TO DO
Each record below is to be reproduced without any change.

::: MATERIAL FOR THIS EXERCISE :::

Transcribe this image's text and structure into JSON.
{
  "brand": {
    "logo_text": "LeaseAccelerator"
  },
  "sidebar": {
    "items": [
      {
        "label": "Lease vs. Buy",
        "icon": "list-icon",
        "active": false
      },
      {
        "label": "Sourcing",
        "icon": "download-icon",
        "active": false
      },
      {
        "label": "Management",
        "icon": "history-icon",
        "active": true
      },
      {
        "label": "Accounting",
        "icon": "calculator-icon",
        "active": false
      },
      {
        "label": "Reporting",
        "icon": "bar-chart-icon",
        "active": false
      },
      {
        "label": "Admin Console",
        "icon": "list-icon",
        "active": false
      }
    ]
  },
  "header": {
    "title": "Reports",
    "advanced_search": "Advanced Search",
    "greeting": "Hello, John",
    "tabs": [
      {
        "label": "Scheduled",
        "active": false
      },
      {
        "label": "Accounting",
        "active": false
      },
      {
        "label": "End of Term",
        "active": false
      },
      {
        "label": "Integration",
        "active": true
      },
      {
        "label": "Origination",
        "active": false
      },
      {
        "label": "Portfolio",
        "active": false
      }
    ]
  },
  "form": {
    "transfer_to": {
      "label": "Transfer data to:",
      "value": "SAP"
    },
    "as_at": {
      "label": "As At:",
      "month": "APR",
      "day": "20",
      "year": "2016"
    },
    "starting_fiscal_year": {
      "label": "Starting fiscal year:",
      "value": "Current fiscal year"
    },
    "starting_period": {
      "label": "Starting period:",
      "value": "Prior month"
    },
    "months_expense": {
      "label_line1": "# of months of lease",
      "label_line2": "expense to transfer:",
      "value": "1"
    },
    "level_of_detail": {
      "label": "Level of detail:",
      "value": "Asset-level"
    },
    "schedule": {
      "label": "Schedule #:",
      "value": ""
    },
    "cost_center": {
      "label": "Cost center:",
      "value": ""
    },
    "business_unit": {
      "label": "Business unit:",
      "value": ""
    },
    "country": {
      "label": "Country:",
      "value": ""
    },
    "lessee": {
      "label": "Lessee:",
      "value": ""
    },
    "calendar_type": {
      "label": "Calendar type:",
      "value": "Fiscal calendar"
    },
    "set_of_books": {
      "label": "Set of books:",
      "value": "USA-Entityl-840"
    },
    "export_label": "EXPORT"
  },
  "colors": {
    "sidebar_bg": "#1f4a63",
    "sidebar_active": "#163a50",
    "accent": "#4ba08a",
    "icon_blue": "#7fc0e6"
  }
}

:::

WRITTEN ANSWER
Transcribe this image's text and structure into JSON.
{
  "brand": {
    "logo_text": "LeaseAccelerator"
  },
  "sidebar": {
    "items": [
      {
        "label": "Lease vs. Buy",
        "icon": "list-icon",
        "active": false
      },
      {
        "label": "Sourcing",
        "icon": "download-icon",
        "active": false
      },
      {
        "label": "Management",
        "icon": "history-icon",
        "active": true
      },
      {
        "label": "Accounting",
        "icon": "calculator-icon",
        "active": false
      },
      {
        "label": "Reporting",
        "icon": "bar-chart-icon",
        "active": false
      },
      {
        "label": "Admin Console",
        "icon": "list-icon",
        "active": false
      }
    ]
  },
  "header": {
    "title": "Reports",
    "advanced_search": "Advanced Search",
    "greeting": "Hello, John",
    "tabs": [
      {
        "label": "Scheduled",
        "active": false
      },
      {
        "label": "Accounting",
        "active": false
      },
      {
        "label": "End of Term",
        "active": false
      },
      {
        "label": "Integration",
        "active": true
      },
      {
        "label": "Origination",
        "active": false
      },
      {
        "label": "Portfolio",
        "active": false
      }
    ]
  },
  "form": {
    "transfer_to": {
      "label": "Transfer data to:",
      "value": "SAP"
    },
    "as_at": {
      "label": "As At:",
      "month": "APR",
      "day": "20",
      "year": "2016"
    },
    "starting_fiscal_year": {
      "label": "Starting fiscal year:",
      "value": "Current fiscal year"
    },
    "starting_period": {
      "label": "Starting period:",
      "value": "Prior month"
    },
    "months_expense": {
      "label_line1": "# of months of lease",
      "label_line2": "expense to transfer:",
      "value": "1"
    },
    "level_of_detail": {
      "label": "Level of detail:",
      "value": "Asset-level"
    },
    "schedule": {
      "label": "Schedule #:",
      "value": ""
    },
    "cost_center": {
      "label": "Cost center:",
      "value": ""
    },
    "business_unit": {
      "label": "Business unit:",
      "value": ""
    },
    "country": {
      "label": "Country:",
      "value": ""
    },
    "lessee": {
      "label": "Lessee:",
      "value": ""
    },
    "calendar_type": {
      "label": "Calendar type:",
      "value": "Fiscal calendar"
    },
    "set_of_books": {
      "label": "Set of books:",
      "value": "USA-Entityl-840"
    },
    "export_label": "EXPORT"
  },
  "colors": {
    "sidebar_bg": "#1f4a63",
    "sidebar_active": "#163a50",
    "accent": "#4ba08a",
    "icon_blue": "#7fc0e6"
  }
}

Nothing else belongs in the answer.